**OBJECTIVE:** Review the listing and copy each line that holds the word "times".
......
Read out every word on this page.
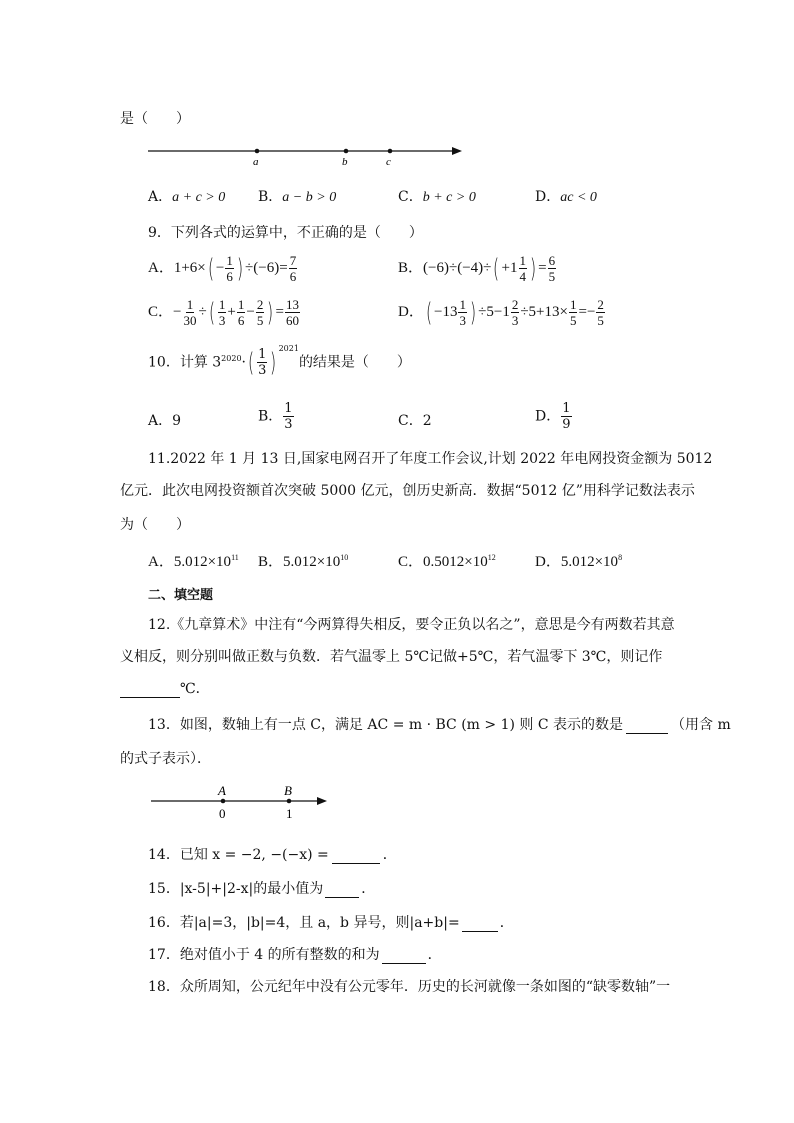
是（　　）
a	b	c
A．a + c > 0 B．a − b > 0	C．b + c > 0	D．ac < 0
9．下列各式的运算中，不正确的是（　　）
A．$1+6\times( - \frac{1}{6}$ ) $\div(-6)= \frac{7}{6}$	B．$(-6)\div(-4)\div( +1 \frac{1}{4}$ ) = $\frac{6}{5}$
C．− $\frac{1}{30}$ ÷( $\frac{1}{3} + \frac{1}{6} - \frac{2}{5}$ ) = $\frac{13}{60}$	D．( $-13 \frac{1}{3}$ ) $\div 5-1 \frac{2}{3} \div 5+13\times \frac{1}{5} =- \frac{2}{5}$
10．计算 $3^{2020}\cdot( \frac{1}{3}$ ) $^{2021}$的结果是（　　）
A．9	B． $\frac{1}{3}$	C．2	D． $\frac{1}{9}$
11.2022 年 1 月 13 日,国家电网召开了年度工作会议,计划 2022 年电网投资金额为 5012
亿元．此次电网投资额首次突破 5000 亿元，创历史新高．数据“5012 亿”用科学记数法表示
为（　　）
A．$5.012\times 10^{11}$ B．$5.012\times 10^{10}$	C．$0.5012\times 10^{12}$	D．$5.012\times 10^8$
二、填空题
12.《九章算术》中注有“今两算得失相反，要令正负以名之”，意思是今有两数若其意
义相反，则分别叫做正数与负数．若气温零上 5℃记做+5℃，若气温零下 3℃，则记作
℃．
13．如图，数轴上有一点 C，满足 AC = m · BC (m > 1) 则 C 表示的数是	（用含 m
的式子表示）．
A	B
0	1
14．已知 x = −2, −(−x) =	．
15．|x-5|+|2-x|的最小值为	．
16．若|a|=3，|b|=4，且 a，b 异号，则|a+b|=	．
17．绝对值小于 4 的所有整数的和为	．
18．众所周知，公元纪年中没有公元零年．历史的长河就像一条如图的“缺零数轴”一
......
**FULL SOLUTION:**
A．$1+6\times( - \frac{1}{6}$ ) $\div(-6)= \frac{7}{6}$	B．$(-6)\div(-4)\div( +1 \frac{1}{4}$ ) = $\frac{6}{5}$
C．− $\frac{1}{30}$ ÷( $\frac{1}{3} + \frac{1}{6} - \frac{2}{5}$ ) = $\frac{13}{60}$	D．( $-13 \frac{1}{3}$ ) $\div 5-1 \frac{2}{3} \div 5+13\times \frac{1}{5} =- \frac{2}{5}$
A．$5.012\times 10^{11}$ B．$5.012\times 10^{10}$	C．$0.5012\times 10^{12}$	D．$5.012\times 10^8$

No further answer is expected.